◆ Text provided:
* * * *

J is new at this I guess but he would need to learn quickly that he must put his wife first if his family are bashing her.
I suspect he will learn this soon enough, you sound like you know how to stand up for yourself and make your needs be known.
Tell him, the next time it happens

1, he can sleep at his parents
or 
2. You will never attend another event with or at his family's again. 

That will be a problem for him because if you have kids, it will have a huge impact on the grandparents.
They need to learn to have some respect and he needs to grow some backbone.

Do not back down on this one.


----------



## completely_inlove413 (Apr 8, 2018)

oh sweetie. my opinion is that when you are with someone -married to them-, the commitment is vital. it sounds like he hasn't grown up to see that when you are married you need to support your wife and be there for her in every way. when a man marrys a woman, she becomes his world. she is his everything. even to their own family, a man should defend their wife's honor. he should be respecting your discomfort with them and see that you are hurting because he's not being 100% there for you.


----------



## BobSimmons (Mar 2, 2013)

As someone said, you dated this dude for a while and yet still married, I doubt they treated you any different but what done is done.

Pretty simple, seems the in-laws don't like you and your husband doesn't have the nuts to stand up to them. So unless you're planning to get a whole family to suddenly like you might be best to stop going over and getting treated like a third rate citizen.


----------



## jferg0212 (Mar 18, 2018)

* * * *

◆ Data excerpt:
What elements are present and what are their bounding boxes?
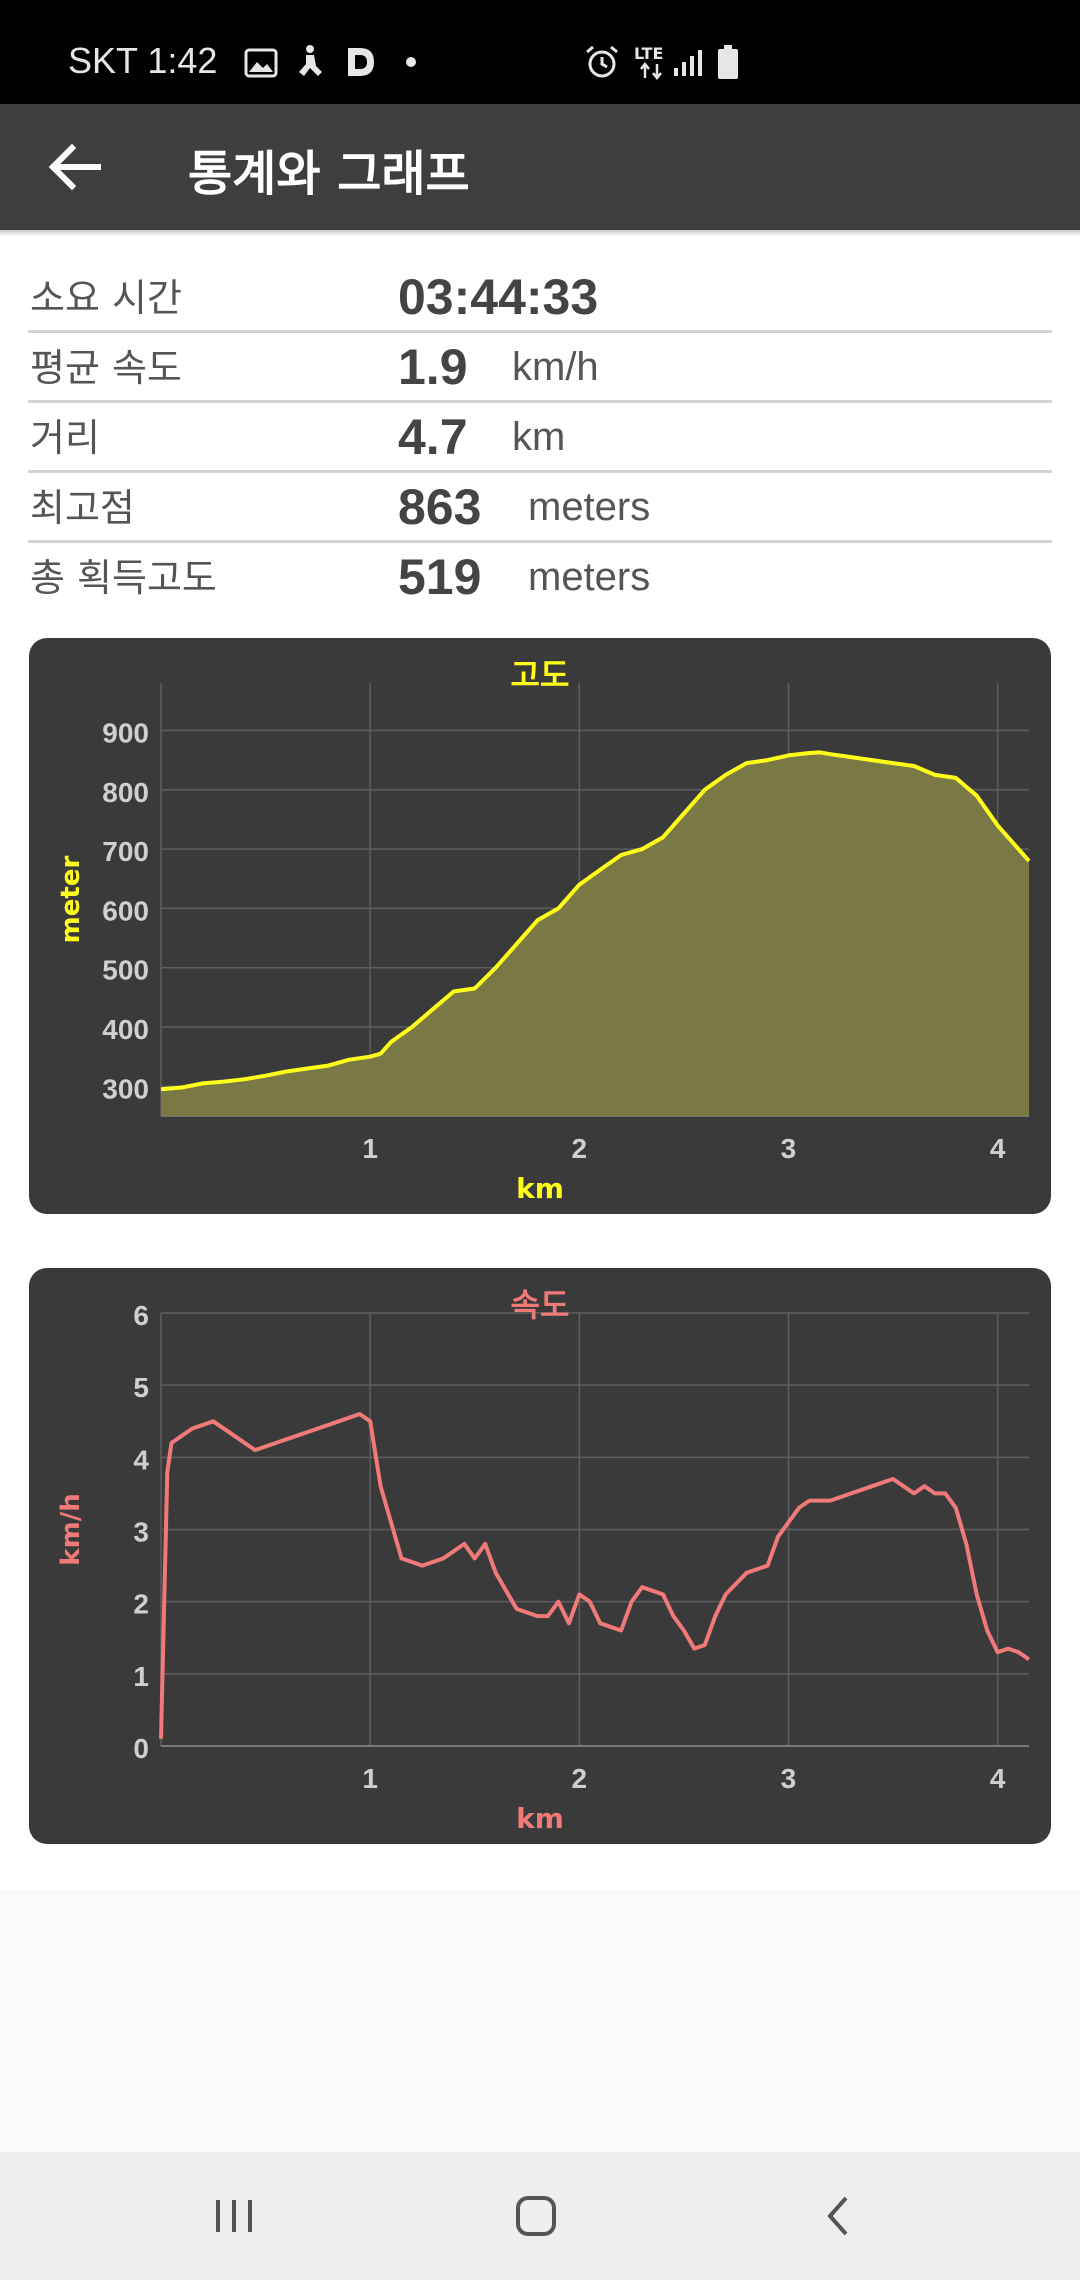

* * * *

◆ Brief 1: In the forum thread, what does the first reply say the husband needs to grow?
◆ Brief 2: Can you reproduce word for word the stretch of the forum thread from "1, he can sleep" through "on this one."?
◆ Brief 3: Do these statements agree with the forum thread? For each, answer yes or no and quote the deciding words. (a) The post by completely_inlove413 is dated Apr 8, 2018. (b) BobSimmons recommends continuing to visit the in-laws. (c) The first reply advises backing down on this issue.

◆ Problem solution 1: Some backbone.

◆ Problem solution 2:
1, he can sleep at his parents
or 
2. You will never attend another event with or at his family's again. 

That will be a problem for him because if you have kids, it will have a huge impact on the grandparents.
They need to learn to have some respect and he needs to grow some backbone.

Do not back down on this one.

◆ Problem solution 3:
(a) Yes: "completely_inlove413 (Apr 8, 2018)"
(b) No: "might be best to stop going over and getting treated like a third rate citizen"
(c) No: "Do not back down on this one."